OBJECTIVE:
Here are some records. Copy each one exactly.

── SUPPLIED DATA ──

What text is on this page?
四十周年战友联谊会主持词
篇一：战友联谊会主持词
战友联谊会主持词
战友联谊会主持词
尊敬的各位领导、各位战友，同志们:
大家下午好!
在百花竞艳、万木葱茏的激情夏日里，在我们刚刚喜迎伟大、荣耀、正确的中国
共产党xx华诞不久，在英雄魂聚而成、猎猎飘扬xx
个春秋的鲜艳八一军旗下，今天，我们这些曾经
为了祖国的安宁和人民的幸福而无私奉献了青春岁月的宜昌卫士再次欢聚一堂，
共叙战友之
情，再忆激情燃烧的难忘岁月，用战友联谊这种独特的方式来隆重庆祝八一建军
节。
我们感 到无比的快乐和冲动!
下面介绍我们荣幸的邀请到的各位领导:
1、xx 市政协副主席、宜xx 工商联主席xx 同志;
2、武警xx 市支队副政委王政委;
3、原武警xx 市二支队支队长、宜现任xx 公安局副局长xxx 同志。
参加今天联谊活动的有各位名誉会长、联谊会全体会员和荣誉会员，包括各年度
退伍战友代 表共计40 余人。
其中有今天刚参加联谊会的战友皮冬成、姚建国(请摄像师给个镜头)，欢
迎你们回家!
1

───

RESULT OF THIS TASK:
What text is on this page?
四十周年战友联谊会主持词
篇一：战友联谊会主持词
战友联谊会主持词
战友联谊会主持词
尊敬的各位领导、各位战友，同志们:
大家下午好!
在百花竞艳、万木葱茏的激情夏日里，在我们刚刚喜迎伟大、荣耀、正确的中国
共产党xx华诞不久，在英雄魂聚而成、猎猎飘扬xx
个春秋的鲜艳八一军旗下，今天，我们这些曾经
为了祖国的安宁和人民的幸福而无私奉献了青春岁月的宜昌卫士再次欢聚一堂，
共叙战友之
情，再忆激情燃烧的难忘岁月，用战友联谊这种独特的方式来隆重庆祝八一建军
节。
我们感 到无比的快乐和冲动!
下面介绍我们荣幸的邀请到的各位领导:
1、xx 市政协副主席、宜xx 工商联主席xx 同志;
2、武警xx 市支队副政委王政委;
3、原武警xx 市二支队支队长、宜现任xx 公安局副局长xxx 同志。
参加今天联谊活动的有各位名誉会长、联谊会全体会员和荣誉会员，包括各年度
退伍战友代 表共计40 余人。
其中有今天刚参加联谊会的战友皮冬成、姚建国(请摄像师给个镜头)，欢
迎你们回家!
1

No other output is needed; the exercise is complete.